● Work instructions: Only lines with the word "precision" are needed; collect each of them from the listing below.
## BEGIN
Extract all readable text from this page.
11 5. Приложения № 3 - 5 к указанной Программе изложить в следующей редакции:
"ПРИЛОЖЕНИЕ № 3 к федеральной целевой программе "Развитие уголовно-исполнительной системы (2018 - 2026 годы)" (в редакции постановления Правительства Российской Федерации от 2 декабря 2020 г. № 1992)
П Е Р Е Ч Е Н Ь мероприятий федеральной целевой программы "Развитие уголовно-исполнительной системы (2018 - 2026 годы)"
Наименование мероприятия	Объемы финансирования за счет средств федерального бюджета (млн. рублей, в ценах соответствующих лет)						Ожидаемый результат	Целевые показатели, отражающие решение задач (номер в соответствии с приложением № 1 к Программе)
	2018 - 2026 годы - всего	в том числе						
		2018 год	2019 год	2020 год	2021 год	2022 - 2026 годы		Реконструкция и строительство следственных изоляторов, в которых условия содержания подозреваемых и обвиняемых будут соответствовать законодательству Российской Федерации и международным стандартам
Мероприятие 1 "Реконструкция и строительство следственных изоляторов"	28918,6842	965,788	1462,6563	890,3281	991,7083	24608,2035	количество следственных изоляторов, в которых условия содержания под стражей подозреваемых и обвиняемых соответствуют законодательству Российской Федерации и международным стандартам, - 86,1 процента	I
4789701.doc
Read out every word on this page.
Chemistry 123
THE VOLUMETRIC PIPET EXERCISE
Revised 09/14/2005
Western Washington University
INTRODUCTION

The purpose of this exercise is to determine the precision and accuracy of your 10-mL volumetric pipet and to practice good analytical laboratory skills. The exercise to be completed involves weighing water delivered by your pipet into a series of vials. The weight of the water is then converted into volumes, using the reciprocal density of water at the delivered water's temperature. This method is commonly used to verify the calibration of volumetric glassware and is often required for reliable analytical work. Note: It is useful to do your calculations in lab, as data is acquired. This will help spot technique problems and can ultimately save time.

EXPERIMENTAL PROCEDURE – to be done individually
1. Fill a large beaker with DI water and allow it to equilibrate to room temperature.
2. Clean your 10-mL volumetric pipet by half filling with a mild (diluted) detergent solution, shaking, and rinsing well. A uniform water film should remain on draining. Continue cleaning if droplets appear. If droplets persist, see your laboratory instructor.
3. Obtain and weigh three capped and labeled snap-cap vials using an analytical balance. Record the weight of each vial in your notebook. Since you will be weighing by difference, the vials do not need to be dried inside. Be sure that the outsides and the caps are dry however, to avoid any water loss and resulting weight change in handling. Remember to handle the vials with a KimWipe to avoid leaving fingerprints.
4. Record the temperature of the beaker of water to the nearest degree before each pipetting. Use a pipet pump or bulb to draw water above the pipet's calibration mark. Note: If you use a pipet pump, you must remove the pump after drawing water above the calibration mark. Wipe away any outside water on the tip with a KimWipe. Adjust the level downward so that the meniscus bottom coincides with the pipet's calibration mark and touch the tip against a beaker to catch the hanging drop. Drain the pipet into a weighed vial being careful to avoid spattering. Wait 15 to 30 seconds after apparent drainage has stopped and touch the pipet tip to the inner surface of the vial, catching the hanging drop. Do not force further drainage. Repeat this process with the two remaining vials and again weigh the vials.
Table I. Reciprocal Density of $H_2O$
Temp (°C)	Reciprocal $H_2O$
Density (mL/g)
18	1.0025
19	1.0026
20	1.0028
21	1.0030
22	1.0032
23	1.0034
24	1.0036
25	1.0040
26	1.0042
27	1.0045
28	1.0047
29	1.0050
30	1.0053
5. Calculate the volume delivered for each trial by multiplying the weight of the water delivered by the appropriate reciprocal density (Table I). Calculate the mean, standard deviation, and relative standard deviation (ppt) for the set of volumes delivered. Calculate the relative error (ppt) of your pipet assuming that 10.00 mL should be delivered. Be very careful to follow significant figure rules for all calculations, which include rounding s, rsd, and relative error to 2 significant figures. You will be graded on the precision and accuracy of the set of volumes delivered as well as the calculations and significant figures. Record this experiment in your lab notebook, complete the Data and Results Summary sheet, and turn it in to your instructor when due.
## END
● Reply:
The purpose of this exercise is to determine the precision and accuracy of your 10-mL volumetric pipet and to practice good analytical laboratory skills. The exercise to be completed involves weighing water delivered by your pipet into a series of vials. The weight of the water is then converted into volumes, using the reciprocal density of water at the delivered water's temperature. This method is commonly used to verify the calibration of volumetric glassware and is often required for reliable analytical work. Note: It is useful to do your calculations in lab, as data is acquired. This will help spot technique problems and can ultimately save time.
5. Calculate the volume delivered for each trial by multiplying the weight of the water delivered by the appropriate reciprocal density (Table I). Calculate the mean, standard deviation, and relative standard deviation (ppt) for the set of volumes delivered. Calculate the relative error (ppt) of your pipet assuming that 10.00 mL should be delivered. Be very careful to follow significant figure rules for all calculations, which include rounding s, rsd, and relative error to 2 significant figures. You will be graded on the precision and accuracy of the set of volumes delivered as well as the calculations and significant figures. Record this experiment in your lab notebook, complete the Data and Results Summary sheet, and turn it in to your instructor when due.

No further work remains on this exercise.